The task:
Go through the entries below and retype them exactly, omitting each picture.

Record list:

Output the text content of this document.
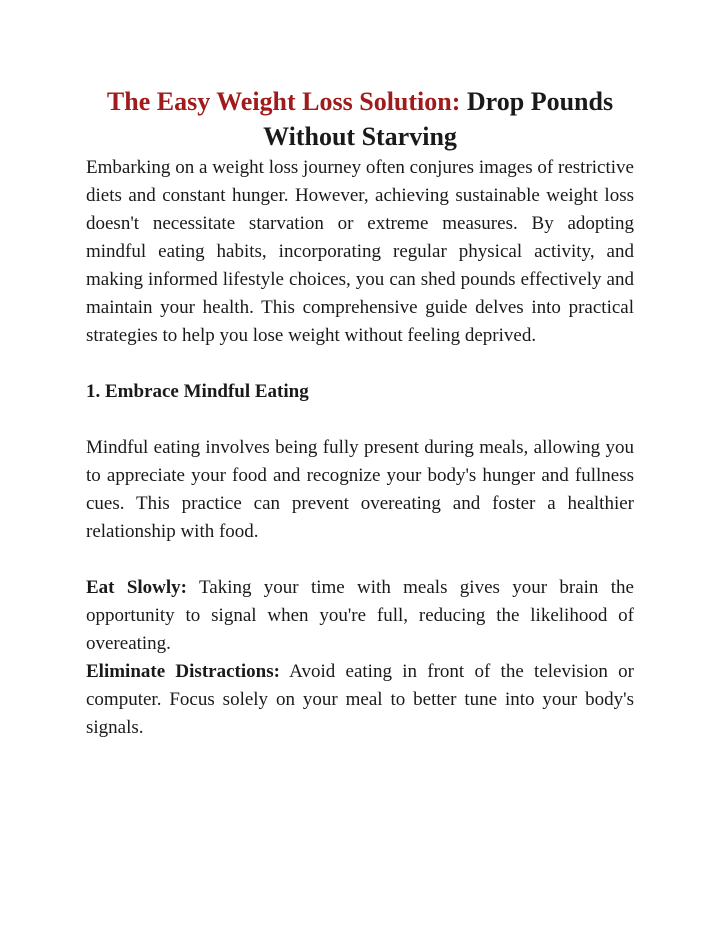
The Easy Weight Loss Solution: Drop Pounds Without Starving

Embarking on a weight loss journey often conjures images of restrictive diets and constant hunger. However, achieving sustainable weight loss doesn't necessitate starvation or extreme measures. By adopting mindful eating habits, incorporating regular physical activity, and making informed lifestyle choices, you can shed pounds effectively and maintain your health. This comprehensive guide delves into practical strategies to help you lose weight without feeling deprived.

1. Embrace Mindful Eating

Mindful eating involves being fully present during meals, allowing you to appreciate your food and recognize your body's hunger and fullness cues. This practice can prevent overeating and foster a healthier relationship with food.

Eat Slowly: Taking your time with meals gives your brain the opportunity to signal when you're full, reducing the likelihood of overeating.

Eliminate Distractions: Avoid eating in front of the television or computer. Focus solely on your meal to better tune into your body's signals.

Task output:
Output the text content of this document.
The Easy Weight Loss Solution: Drop Pounds Without Starving

Embarking on a weight loss journey often conjures images of restrictive diets and constant hunger. However, achieving sustainable weight loss doesn't necessitate starvation or extreme measures. By adopting mindful eating habits, incorporating regular physical activity, and making informed lifestyle choices, you can shed pounds effectively and maintain your health. This comprehensive guide delves into practical strategies to help you lose weight without feeling deprived.

1. Embrace Mindful Eating

Mindful eating involves being fully present during meals, allowing you to appreciate your food and recognize your body's hunger and fullness cues. This practice can prevent overeating and foster a healthier relationship with food.

Eat Slowly: Taking your time with meals gives your brain the opportunity to signal when you're full, reducing the likelihood of overeating.

Eliminate Distractions: Avoid eating in front of the television or computer. Focus solely on your meal to better tune into your body's signals.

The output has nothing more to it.